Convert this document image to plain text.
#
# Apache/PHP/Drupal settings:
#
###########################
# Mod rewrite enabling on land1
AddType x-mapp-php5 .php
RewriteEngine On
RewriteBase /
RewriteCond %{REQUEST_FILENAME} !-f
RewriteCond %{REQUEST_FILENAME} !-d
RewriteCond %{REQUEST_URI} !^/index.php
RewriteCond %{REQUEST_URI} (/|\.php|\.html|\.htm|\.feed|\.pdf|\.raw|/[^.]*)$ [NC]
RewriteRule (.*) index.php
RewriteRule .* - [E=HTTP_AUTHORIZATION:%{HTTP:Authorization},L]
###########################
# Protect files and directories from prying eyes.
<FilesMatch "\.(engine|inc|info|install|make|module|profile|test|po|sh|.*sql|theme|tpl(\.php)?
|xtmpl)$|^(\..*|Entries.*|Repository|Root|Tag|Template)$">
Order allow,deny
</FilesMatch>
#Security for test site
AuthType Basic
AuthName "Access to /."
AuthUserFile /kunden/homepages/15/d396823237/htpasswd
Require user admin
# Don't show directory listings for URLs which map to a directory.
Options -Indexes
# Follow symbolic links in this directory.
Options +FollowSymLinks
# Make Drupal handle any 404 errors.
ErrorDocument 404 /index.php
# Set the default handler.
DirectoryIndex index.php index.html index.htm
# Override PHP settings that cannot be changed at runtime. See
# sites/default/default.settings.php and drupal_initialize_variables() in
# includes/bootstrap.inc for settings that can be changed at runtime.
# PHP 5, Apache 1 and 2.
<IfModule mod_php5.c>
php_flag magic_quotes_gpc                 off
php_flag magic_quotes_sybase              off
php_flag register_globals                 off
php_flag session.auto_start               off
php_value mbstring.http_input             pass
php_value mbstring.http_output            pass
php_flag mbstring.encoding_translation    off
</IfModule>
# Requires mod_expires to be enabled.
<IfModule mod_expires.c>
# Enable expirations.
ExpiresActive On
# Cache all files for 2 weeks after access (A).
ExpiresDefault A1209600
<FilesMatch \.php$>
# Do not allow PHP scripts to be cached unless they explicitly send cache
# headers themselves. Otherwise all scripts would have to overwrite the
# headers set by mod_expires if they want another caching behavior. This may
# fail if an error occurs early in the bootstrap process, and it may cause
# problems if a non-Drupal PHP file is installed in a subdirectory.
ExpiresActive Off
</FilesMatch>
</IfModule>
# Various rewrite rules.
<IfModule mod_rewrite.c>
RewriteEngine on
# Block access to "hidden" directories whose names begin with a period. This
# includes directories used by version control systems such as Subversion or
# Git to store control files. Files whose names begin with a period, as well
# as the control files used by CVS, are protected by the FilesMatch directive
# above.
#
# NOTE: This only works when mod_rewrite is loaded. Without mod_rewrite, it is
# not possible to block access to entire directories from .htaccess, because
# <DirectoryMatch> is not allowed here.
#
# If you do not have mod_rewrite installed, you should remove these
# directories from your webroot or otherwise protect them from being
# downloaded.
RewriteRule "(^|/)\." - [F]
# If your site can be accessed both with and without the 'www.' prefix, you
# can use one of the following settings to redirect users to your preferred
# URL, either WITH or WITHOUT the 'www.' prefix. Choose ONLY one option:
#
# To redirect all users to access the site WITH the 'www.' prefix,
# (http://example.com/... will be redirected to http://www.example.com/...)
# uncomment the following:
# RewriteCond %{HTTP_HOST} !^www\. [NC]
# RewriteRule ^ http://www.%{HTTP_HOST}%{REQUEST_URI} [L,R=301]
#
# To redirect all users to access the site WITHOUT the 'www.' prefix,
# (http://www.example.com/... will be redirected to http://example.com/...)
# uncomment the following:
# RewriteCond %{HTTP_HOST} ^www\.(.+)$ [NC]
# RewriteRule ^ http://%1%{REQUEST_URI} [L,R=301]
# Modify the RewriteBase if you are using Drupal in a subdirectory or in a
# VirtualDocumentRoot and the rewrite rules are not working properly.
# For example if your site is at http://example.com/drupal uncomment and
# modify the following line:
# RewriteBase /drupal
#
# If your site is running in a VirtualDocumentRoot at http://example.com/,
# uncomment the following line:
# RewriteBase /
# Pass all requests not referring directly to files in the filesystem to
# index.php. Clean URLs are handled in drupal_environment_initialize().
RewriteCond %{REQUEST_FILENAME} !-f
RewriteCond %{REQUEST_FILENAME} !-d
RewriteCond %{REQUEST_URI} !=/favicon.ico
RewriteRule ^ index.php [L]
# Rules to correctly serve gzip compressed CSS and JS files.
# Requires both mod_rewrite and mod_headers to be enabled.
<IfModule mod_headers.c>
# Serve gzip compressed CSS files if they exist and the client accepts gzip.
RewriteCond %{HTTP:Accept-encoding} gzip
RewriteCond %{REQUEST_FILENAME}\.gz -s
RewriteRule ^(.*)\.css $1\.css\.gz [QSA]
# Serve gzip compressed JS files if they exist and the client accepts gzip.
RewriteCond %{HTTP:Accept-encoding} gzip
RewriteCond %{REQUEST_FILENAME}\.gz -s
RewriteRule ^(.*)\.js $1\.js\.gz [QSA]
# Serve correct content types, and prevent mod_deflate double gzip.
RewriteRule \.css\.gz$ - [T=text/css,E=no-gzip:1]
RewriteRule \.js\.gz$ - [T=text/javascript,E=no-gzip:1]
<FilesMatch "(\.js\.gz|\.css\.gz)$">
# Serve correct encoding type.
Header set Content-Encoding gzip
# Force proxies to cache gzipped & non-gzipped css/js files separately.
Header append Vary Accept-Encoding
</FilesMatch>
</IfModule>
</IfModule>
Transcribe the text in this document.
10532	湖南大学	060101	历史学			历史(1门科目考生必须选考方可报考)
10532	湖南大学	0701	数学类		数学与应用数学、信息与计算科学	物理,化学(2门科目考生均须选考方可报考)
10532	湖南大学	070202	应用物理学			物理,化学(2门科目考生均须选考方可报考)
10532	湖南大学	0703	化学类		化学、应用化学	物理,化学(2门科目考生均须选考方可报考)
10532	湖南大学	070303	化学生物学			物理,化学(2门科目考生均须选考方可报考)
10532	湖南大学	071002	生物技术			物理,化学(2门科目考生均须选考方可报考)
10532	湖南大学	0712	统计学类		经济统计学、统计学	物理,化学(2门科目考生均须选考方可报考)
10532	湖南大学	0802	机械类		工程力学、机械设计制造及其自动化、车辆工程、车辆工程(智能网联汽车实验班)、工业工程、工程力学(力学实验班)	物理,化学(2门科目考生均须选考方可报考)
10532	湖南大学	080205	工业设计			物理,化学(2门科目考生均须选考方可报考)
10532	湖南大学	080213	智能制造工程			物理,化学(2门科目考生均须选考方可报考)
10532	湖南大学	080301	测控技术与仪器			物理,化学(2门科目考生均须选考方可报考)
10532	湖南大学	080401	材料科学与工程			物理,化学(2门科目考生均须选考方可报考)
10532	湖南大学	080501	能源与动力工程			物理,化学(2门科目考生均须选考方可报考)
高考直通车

What to do> Return the lines of the records that include the string "bootstrap".

Written answer>
# includes/bootstrap.inc for settings that can be changed at runtime.
# fail if an error occurs early in the bootstrap process, and it may cause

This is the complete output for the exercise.